■ **Task to complete**
Gather all lines containing the string "this" and copy them out.

[Records]

╔══

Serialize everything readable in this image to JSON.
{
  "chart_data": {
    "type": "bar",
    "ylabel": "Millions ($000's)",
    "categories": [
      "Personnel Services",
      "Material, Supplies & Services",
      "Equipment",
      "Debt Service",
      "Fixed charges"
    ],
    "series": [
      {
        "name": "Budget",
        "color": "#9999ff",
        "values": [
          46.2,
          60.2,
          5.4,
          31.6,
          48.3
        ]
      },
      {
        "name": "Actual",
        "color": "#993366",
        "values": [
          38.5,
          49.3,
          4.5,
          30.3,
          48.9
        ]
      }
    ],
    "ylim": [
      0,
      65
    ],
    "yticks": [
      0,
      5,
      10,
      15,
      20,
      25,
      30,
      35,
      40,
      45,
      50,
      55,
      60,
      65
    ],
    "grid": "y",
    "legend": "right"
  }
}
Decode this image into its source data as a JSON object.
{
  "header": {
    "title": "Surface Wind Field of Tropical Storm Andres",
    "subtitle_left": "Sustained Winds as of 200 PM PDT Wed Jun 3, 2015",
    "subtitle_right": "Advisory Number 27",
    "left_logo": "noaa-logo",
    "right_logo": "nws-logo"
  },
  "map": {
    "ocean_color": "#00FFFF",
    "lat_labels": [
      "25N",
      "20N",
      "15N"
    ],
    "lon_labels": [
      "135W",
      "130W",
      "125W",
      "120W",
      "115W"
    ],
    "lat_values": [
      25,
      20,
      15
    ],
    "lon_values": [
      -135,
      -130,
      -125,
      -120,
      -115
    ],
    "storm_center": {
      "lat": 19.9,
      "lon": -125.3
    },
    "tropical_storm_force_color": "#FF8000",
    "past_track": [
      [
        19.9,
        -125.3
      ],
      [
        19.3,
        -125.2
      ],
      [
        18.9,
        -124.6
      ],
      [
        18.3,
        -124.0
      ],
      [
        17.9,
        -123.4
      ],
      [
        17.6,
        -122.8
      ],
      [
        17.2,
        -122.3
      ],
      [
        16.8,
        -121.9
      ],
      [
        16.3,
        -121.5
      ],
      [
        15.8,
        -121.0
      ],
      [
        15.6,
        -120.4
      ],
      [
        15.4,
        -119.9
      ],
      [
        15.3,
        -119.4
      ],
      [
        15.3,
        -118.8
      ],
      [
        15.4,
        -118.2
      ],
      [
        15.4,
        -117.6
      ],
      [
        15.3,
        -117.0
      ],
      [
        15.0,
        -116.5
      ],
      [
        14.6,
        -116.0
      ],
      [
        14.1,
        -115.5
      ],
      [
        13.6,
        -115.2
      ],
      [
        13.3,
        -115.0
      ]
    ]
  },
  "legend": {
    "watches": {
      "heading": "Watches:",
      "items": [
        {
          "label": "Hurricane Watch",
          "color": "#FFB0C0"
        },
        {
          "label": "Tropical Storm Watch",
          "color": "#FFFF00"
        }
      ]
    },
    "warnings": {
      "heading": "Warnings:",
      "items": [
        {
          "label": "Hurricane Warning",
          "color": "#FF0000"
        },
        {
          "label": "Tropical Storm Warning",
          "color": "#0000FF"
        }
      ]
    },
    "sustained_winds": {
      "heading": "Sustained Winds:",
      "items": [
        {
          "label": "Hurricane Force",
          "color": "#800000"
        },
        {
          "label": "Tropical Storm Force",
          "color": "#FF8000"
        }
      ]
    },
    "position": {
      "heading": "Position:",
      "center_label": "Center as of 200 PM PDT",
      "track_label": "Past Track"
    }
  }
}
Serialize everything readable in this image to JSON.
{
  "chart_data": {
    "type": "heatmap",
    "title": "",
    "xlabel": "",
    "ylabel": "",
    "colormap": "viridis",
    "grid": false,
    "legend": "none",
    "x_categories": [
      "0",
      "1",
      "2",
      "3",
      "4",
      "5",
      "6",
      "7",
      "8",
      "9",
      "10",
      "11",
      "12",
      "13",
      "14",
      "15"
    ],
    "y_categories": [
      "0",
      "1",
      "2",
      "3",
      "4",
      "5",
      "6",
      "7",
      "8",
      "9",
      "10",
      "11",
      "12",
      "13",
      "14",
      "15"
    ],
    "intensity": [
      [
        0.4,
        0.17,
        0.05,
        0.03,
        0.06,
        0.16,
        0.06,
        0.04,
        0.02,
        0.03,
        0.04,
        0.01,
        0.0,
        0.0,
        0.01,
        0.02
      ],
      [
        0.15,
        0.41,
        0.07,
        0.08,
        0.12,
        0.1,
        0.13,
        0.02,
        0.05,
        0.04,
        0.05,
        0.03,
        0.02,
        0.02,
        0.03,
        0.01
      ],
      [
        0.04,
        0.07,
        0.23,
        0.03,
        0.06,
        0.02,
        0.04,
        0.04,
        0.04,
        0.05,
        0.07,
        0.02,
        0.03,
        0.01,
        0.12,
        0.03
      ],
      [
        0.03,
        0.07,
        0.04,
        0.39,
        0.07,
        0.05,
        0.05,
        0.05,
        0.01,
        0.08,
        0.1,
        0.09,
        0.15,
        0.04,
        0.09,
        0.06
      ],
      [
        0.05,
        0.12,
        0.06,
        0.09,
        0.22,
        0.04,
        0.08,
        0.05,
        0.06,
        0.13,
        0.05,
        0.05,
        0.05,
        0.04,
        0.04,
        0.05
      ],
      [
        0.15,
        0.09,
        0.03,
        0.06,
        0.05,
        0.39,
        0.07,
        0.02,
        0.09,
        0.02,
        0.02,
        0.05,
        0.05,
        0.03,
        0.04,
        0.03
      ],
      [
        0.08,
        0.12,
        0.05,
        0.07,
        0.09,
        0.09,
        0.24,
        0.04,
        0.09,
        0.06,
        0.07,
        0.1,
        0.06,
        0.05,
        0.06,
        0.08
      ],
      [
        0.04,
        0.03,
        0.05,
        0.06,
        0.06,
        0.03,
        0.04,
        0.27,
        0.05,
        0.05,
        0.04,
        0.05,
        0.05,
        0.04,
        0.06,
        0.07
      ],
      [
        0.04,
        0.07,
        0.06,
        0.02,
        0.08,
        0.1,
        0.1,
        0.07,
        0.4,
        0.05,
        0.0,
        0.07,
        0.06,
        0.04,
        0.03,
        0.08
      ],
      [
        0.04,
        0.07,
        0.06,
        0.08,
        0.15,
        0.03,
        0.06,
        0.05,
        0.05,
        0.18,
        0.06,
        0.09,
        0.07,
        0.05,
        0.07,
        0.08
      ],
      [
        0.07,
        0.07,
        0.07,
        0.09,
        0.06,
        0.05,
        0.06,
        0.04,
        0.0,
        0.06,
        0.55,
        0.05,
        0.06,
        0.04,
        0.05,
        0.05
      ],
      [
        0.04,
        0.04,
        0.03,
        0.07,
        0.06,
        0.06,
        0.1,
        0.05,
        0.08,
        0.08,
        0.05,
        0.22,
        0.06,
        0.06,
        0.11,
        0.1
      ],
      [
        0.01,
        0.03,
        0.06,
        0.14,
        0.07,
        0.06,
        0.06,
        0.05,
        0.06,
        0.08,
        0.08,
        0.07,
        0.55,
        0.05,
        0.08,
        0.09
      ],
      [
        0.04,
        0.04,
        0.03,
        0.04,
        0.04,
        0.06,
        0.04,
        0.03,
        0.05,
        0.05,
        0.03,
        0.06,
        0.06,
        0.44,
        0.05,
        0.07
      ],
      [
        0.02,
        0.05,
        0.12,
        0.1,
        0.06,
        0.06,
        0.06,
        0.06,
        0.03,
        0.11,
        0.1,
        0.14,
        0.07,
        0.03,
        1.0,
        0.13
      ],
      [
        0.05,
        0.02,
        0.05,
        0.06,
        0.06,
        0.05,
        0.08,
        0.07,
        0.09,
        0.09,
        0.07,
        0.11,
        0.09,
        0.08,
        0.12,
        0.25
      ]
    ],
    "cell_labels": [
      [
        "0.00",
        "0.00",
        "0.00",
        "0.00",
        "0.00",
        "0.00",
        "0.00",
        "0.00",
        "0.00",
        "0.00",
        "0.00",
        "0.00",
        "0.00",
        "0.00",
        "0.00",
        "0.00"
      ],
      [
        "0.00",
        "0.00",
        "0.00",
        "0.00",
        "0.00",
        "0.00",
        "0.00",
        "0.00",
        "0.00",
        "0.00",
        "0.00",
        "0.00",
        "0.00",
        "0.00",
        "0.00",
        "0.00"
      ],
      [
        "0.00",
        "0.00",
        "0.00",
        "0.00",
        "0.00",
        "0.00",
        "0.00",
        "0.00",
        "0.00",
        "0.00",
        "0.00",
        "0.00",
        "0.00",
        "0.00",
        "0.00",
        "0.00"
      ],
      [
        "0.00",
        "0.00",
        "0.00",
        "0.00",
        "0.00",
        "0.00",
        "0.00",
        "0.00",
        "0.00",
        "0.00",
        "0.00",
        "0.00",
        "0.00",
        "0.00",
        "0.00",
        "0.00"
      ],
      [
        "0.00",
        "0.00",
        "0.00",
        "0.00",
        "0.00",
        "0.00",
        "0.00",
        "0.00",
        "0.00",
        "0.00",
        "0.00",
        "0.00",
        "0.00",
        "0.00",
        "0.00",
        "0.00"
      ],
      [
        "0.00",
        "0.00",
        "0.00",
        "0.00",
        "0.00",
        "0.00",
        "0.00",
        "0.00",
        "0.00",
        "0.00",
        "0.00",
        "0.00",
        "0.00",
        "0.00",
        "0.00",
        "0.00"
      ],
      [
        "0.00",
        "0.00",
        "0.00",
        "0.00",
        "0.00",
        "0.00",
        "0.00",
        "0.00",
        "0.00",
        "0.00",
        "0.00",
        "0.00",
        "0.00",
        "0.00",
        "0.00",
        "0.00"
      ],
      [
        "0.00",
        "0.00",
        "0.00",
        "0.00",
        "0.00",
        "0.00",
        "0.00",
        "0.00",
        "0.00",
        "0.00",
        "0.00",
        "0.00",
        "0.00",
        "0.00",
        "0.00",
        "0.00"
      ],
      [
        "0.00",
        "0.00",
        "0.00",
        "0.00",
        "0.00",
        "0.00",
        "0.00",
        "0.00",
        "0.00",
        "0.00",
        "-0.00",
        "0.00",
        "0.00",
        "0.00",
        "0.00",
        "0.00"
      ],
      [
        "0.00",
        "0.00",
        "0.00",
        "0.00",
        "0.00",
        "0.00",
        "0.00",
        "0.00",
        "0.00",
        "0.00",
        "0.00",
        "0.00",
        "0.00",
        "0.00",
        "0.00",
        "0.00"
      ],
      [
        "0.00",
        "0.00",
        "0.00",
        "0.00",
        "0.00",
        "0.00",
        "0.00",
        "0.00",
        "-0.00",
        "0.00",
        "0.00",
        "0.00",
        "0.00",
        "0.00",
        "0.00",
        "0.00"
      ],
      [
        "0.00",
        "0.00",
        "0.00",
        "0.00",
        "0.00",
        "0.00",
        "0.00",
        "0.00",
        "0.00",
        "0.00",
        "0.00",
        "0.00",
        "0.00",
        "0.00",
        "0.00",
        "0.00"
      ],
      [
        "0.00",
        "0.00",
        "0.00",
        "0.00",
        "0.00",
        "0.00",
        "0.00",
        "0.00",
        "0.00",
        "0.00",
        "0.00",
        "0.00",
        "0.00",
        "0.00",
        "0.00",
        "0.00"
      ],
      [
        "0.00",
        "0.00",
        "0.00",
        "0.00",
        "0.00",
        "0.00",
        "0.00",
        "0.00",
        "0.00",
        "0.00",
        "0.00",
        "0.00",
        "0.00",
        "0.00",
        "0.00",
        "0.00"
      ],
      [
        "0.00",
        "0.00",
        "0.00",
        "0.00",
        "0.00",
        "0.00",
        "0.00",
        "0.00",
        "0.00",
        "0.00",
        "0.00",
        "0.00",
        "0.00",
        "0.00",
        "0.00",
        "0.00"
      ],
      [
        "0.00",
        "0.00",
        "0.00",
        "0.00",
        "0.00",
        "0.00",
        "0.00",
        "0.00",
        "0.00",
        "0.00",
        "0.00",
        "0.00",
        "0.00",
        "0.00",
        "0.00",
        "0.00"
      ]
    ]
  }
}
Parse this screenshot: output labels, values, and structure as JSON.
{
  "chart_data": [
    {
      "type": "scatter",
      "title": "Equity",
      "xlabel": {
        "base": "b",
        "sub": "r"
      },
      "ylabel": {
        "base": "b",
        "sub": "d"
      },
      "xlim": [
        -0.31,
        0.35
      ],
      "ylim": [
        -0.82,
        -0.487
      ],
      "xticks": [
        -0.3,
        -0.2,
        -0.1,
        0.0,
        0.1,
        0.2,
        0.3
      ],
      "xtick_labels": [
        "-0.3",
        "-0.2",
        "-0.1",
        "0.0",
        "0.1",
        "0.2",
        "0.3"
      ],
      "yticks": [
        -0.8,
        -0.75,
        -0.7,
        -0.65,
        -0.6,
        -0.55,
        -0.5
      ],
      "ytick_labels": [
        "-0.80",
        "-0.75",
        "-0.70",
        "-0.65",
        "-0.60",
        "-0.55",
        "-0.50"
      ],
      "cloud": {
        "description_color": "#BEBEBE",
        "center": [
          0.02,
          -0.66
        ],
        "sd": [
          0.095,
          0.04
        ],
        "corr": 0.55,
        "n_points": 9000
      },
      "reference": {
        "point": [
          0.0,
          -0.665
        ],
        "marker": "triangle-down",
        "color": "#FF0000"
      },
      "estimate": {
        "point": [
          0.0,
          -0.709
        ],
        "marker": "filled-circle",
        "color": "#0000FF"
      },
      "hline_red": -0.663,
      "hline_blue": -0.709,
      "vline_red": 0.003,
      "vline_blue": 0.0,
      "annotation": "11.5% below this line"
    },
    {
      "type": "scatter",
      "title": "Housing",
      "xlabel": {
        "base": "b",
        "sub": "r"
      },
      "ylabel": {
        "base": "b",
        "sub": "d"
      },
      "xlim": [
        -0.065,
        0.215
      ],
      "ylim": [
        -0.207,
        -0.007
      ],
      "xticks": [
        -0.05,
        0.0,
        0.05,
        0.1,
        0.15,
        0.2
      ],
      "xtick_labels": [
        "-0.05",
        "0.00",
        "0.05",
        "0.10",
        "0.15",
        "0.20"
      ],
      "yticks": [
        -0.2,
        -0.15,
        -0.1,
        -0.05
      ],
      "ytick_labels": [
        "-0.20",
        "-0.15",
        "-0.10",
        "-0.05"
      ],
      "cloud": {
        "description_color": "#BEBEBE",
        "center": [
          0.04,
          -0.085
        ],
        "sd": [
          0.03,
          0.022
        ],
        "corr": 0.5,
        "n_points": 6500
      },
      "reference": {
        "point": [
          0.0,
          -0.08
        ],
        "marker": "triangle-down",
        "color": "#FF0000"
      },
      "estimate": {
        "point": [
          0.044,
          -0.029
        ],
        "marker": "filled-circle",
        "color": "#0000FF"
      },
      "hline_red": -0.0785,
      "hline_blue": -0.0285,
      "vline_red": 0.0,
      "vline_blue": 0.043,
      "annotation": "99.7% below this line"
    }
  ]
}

╚══

■ **Result below**
Serialize everything readable in this image to JSON.
Decode this image into its source data as a JSON object.
Serialize everything readable in this image to JSON.
Parse this screenshot: output labels, values, and structure as JSON.
      "annotation": "11.5% below this line"
      "annotation": "99.7% below this line"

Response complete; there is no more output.